_AIM_
Write out all lines holding the word "DIREKTE".

_DATA FOR PROCESSING_

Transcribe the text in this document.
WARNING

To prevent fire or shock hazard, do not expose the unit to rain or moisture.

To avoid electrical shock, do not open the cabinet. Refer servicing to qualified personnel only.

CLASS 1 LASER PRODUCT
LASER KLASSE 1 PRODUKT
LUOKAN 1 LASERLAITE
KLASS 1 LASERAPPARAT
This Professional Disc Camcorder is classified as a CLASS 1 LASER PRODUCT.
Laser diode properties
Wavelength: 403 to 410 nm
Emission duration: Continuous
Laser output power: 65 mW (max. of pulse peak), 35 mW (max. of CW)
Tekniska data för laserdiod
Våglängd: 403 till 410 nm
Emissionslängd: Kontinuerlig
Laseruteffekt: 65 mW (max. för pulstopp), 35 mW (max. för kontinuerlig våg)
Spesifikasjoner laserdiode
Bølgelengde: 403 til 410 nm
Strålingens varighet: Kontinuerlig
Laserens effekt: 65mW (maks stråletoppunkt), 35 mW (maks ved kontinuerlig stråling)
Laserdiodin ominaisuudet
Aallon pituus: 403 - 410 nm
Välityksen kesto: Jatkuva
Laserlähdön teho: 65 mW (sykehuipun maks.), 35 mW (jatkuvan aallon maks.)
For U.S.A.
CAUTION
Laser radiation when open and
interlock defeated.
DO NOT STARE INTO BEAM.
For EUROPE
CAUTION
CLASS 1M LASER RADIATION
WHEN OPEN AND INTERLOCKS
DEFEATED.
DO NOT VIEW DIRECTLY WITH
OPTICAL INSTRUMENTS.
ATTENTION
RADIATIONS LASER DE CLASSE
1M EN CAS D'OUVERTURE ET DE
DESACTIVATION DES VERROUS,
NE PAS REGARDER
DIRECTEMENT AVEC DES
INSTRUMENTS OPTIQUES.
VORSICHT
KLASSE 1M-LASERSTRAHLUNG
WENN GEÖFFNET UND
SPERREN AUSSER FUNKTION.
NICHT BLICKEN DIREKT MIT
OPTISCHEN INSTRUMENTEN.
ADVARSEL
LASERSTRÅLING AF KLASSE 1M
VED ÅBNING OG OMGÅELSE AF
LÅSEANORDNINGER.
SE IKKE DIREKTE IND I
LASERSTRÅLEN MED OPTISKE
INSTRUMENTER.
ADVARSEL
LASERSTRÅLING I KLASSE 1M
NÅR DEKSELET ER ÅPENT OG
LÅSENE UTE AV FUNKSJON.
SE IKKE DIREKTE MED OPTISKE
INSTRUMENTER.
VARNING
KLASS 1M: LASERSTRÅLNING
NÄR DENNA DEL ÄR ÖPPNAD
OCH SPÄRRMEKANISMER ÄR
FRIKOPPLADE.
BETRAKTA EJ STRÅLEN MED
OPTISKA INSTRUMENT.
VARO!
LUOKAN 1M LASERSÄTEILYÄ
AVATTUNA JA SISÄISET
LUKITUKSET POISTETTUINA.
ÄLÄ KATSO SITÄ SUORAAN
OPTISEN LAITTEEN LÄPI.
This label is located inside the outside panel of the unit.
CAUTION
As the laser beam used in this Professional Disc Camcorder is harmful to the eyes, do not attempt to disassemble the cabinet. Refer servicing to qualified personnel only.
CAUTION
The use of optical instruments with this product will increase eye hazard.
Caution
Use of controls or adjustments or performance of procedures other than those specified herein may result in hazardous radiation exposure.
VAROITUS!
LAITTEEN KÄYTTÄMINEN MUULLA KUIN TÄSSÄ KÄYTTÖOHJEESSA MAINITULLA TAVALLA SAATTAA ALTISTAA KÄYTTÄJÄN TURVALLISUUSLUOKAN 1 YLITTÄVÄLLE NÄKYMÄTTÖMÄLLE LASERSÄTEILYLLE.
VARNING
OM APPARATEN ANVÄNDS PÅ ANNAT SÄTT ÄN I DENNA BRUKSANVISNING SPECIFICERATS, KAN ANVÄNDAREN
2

_WORKED SOLUTION_
SE IKKE DIREKTE IND I
SE IKKE DIREKTE MED OPTISKE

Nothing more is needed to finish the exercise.